:: The records ::
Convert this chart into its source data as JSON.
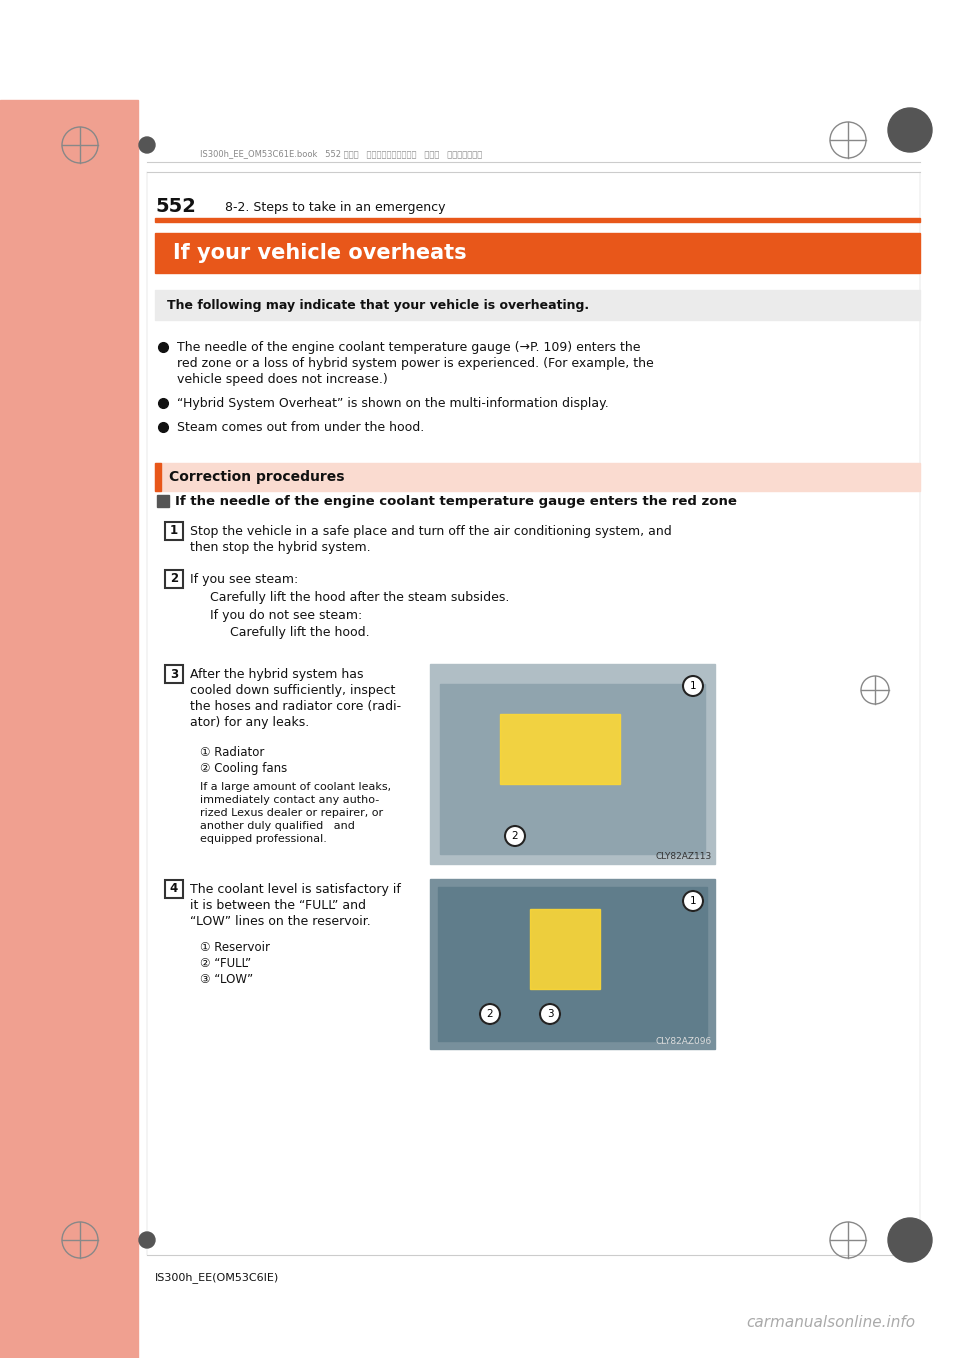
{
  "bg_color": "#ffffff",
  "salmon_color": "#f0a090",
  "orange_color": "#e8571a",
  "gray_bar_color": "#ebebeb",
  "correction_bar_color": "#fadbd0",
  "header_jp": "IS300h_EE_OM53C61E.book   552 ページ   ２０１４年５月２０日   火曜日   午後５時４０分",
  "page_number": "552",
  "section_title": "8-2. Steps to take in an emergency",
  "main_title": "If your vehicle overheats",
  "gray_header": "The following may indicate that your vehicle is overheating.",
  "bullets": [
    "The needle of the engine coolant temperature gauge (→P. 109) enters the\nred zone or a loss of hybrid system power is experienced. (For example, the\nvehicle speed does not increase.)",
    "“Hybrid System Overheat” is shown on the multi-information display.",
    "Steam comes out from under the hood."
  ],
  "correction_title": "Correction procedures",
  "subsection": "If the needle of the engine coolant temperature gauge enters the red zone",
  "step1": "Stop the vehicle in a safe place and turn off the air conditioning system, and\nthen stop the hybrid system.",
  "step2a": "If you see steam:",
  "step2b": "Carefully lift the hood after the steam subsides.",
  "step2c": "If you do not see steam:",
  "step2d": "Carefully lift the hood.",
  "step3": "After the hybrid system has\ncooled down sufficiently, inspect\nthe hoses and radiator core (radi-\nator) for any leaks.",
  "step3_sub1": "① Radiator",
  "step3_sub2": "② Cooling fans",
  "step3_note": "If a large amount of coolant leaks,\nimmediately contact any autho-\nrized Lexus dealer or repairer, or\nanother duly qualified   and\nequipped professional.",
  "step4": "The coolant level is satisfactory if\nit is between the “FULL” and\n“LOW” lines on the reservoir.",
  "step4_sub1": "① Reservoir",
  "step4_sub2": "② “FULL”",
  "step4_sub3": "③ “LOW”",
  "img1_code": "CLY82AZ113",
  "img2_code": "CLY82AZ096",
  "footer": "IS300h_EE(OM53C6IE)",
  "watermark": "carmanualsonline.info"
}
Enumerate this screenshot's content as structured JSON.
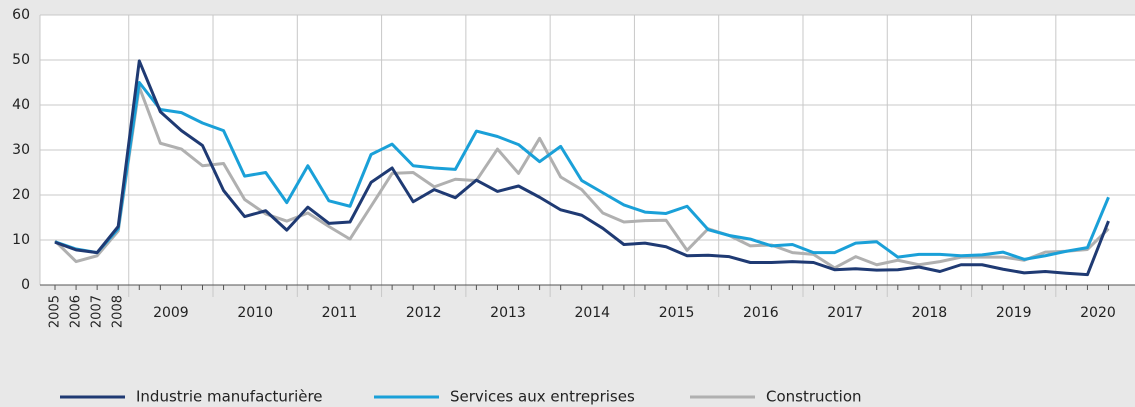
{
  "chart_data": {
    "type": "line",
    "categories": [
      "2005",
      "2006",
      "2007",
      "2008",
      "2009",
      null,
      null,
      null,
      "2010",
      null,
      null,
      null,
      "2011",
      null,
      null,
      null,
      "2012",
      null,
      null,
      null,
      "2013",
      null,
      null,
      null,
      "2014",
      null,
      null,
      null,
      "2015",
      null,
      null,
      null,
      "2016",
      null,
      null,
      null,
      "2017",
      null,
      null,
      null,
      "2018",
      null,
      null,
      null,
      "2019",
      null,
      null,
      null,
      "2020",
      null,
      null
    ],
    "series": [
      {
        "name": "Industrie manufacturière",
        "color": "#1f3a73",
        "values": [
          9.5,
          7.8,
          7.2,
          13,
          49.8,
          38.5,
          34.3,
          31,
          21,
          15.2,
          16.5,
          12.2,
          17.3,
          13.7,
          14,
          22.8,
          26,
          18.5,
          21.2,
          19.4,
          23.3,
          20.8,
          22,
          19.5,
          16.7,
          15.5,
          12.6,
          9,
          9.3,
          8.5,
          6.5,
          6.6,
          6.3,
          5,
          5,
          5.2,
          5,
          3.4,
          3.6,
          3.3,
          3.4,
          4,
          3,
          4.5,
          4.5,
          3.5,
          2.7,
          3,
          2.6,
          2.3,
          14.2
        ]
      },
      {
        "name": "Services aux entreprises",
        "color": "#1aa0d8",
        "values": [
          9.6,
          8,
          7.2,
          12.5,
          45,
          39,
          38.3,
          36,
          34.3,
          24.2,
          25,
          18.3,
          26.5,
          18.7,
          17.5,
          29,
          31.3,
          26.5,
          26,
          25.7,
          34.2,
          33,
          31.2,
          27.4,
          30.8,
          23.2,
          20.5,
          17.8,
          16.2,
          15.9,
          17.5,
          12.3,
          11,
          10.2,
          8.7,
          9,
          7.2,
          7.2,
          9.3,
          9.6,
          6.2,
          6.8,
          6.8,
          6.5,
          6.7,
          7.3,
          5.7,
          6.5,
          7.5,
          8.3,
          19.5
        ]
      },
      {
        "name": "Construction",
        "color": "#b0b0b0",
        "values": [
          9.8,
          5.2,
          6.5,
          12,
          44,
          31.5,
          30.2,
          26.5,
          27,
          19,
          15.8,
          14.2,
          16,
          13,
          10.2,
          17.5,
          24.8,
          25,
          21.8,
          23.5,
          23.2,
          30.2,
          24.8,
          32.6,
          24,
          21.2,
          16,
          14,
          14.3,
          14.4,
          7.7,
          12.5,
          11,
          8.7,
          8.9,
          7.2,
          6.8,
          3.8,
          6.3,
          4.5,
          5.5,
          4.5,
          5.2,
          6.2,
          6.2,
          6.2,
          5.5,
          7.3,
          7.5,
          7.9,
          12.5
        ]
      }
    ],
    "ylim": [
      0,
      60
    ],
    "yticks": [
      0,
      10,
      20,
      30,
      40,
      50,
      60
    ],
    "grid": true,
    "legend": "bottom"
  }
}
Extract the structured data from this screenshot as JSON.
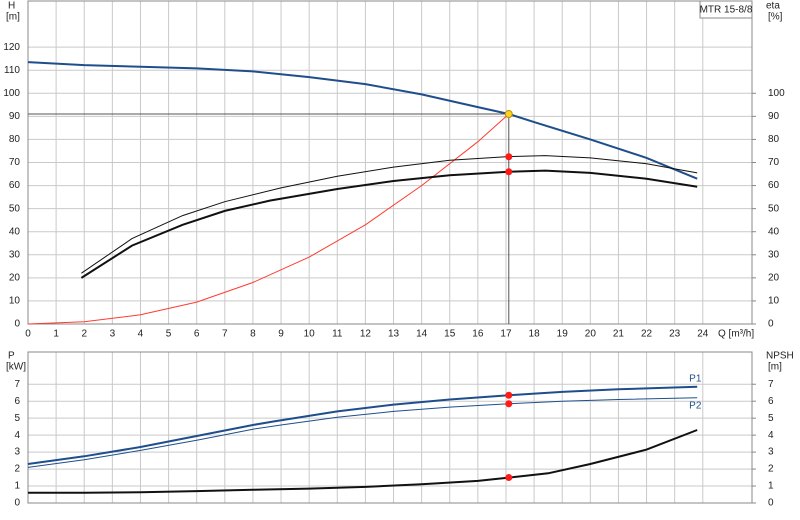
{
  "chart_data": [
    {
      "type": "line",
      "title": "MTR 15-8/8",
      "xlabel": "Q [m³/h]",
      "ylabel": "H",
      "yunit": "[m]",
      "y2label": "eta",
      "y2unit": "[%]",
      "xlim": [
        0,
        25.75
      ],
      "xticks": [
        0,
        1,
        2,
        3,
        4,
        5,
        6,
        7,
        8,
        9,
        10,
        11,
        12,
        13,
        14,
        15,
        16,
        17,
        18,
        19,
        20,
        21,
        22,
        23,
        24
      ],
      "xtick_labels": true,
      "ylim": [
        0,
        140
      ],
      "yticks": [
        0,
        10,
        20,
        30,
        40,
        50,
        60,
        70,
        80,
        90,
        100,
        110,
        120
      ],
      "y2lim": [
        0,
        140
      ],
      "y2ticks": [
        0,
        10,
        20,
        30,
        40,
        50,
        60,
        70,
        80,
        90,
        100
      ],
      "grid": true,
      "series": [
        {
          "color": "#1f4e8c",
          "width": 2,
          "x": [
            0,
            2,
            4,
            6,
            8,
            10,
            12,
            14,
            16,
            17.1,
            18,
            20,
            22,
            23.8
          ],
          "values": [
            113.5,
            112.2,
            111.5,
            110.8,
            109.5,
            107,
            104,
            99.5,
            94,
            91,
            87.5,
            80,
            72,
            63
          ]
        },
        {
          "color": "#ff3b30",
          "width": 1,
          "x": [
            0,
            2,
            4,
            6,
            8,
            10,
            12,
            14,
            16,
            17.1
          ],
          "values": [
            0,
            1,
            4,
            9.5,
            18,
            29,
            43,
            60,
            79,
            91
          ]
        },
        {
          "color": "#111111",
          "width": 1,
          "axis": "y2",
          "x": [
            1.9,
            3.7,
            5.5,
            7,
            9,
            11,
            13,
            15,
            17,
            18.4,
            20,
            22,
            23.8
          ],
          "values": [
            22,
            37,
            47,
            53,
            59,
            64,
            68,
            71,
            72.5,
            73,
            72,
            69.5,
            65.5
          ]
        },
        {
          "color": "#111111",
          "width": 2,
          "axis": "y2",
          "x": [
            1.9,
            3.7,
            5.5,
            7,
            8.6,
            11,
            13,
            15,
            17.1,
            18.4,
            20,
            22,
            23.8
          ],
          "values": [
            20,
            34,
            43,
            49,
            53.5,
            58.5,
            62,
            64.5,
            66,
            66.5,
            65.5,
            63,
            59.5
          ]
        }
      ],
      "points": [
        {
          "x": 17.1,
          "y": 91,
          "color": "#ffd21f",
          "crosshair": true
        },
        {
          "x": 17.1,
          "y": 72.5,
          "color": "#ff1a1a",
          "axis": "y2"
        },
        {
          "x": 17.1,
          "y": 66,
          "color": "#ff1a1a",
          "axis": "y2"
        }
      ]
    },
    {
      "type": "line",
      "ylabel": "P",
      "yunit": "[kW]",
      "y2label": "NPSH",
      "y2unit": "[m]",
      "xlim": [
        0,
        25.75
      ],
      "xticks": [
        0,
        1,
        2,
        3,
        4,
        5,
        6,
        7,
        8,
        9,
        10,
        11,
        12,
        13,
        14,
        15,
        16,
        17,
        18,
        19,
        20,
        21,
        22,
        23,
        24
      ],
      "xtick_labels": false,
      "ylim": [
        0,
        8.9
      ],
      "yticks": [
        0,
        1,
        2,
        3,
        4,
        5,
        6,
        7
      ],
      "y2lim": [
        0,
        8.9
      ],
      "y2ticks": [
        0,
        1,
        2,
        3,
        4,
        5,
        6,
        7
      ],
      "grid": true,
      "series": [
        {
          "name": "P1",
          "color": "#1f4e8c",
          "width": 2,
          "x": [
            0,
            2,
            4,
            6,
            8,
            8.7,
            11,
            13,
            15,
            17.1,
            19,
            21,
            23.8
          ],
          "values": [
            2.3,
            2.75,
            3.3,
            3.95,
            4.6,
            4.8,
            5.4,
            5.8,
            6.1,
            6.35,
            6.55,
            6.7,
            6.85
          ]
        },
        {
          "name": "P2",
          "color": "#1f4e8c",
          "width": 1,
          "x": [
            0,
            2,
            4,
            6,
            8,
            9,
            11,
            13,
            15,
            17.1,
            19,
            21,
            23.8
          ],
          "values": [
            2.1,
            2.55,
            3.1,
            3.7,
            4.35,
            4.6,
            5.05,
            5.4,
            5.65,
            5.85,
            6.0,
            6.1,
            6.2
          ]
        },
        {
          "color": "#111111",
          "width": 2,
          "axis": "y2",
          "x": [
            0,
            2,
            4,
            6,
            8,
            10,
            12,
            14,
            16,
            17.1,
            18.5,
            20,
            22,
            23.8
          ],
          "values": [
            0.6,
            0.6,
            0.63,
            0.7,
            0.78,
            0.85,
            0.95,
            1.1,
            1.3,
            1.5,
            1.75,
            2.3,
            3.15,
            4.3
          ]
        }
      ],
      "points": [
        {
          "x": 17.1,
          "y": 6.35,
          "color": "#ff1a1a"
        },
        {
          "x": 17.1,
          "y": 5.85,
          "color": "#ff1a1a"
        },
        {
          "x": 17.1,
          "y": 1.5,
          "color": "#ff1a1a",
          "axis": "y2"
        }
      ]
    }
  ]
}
:::
Exercise details —
Check all the records above and select each line where the string "JSON" is found.

In response —
Convert this chart into its source data as JSON.
Enumerate this screenshot's content as structured JSON.
Extract the structured data from this screenshot as JSON.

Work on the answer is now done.